Material for the task

○ ○ ○ ○ ○ ○ ○

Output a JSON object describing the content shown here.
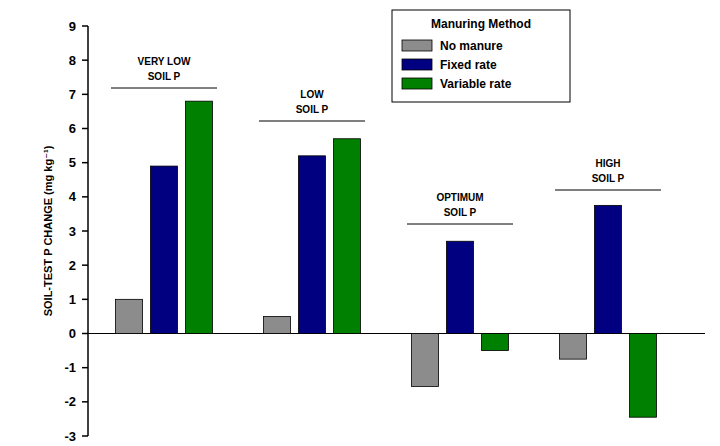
{
  "chart_data": {
    "type": "bar",
    "y_label": "SOIL-TEST P CHANGE (mg kg⁻¹)",
    "categories": [
      "VERY LOW\nSOIL P",
      "LOW\nSOIL P",
      "OPTIMUM\nSOIL P",
      "HIGH\nSOIL P"
    ],
    "legend_title": "Manuring Method",
    "legend": "upper right",
    "series": [
      {
        "name": "No manure",
        "color": "#8c8c8c",
        "values": [
          1.0,
          0.5,
          -1.55,
          -0.75
        ]
      },
      {
        "name": "Fixed rate",
        "color": "#000080",
        "values": [
          4.9,
          5.2,
          2.7,
          3.75
        ]
      },
      {
        "name": "Variable rate",
        "color": "#008000",
        "values": [
          6.8,
          5.7,
          -0.5,
          -2.45
        ]
      }
    ],
    "ylim": [
      -3,
      9
    ],
    "yticks": [
      -3,
      -2,
      -1,
      0,
      1,
      2,
      3,
      4,
      5,
      6,
      7,
      8,
      9
    ],
    "grid": false
  }
}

○ ○ ○ ○ ○ ○ ○

What the task requires
Each record above should come back exactly the same, only without its pictures.

Written solution
Output a JSON object describing the content shown here.
{
  "chart_data": {
    "type": "bar",
    "y_label": "SOIL-TEST P CHANGE (mg kg⁻¹)",
    "categories": [
      "VERY LOW\nSOIL P",
      "LOW\nSOIL P",
      "OPTIMUM\nSOIL P",
      "HIGH\nSOIL P"
    ],
    "legend_title": "Manuring Method",
    "legend": "upper right",
    "series": [
      {
        "name": "No manure",
        "color": "#8c8c8c",
        "values": [
          1.0,
          0.5,
          -1.55,
          -0.75
        ]
      },
      {
        "name": "Fixed rate",
        "color": "#000080",
        "values": [
          4.9,
          5.2,
          2.7,
          3.75
        ]
      },
      {
        "name": "Variable rate",
        "color": "#008000",
        "values": [
          6.8,
          5.7,
          -0.5,
          -2.45
        ]
      }
    ],
    "ylim": [
      -3,
      9
    ],
    "yticks": [
      -3,
      -2,
      -1,
      0,
      1,
      2,
      3,
      4,
      5,
      6,
      7,
      8,
      9
    ],
    "grid": false
  }
}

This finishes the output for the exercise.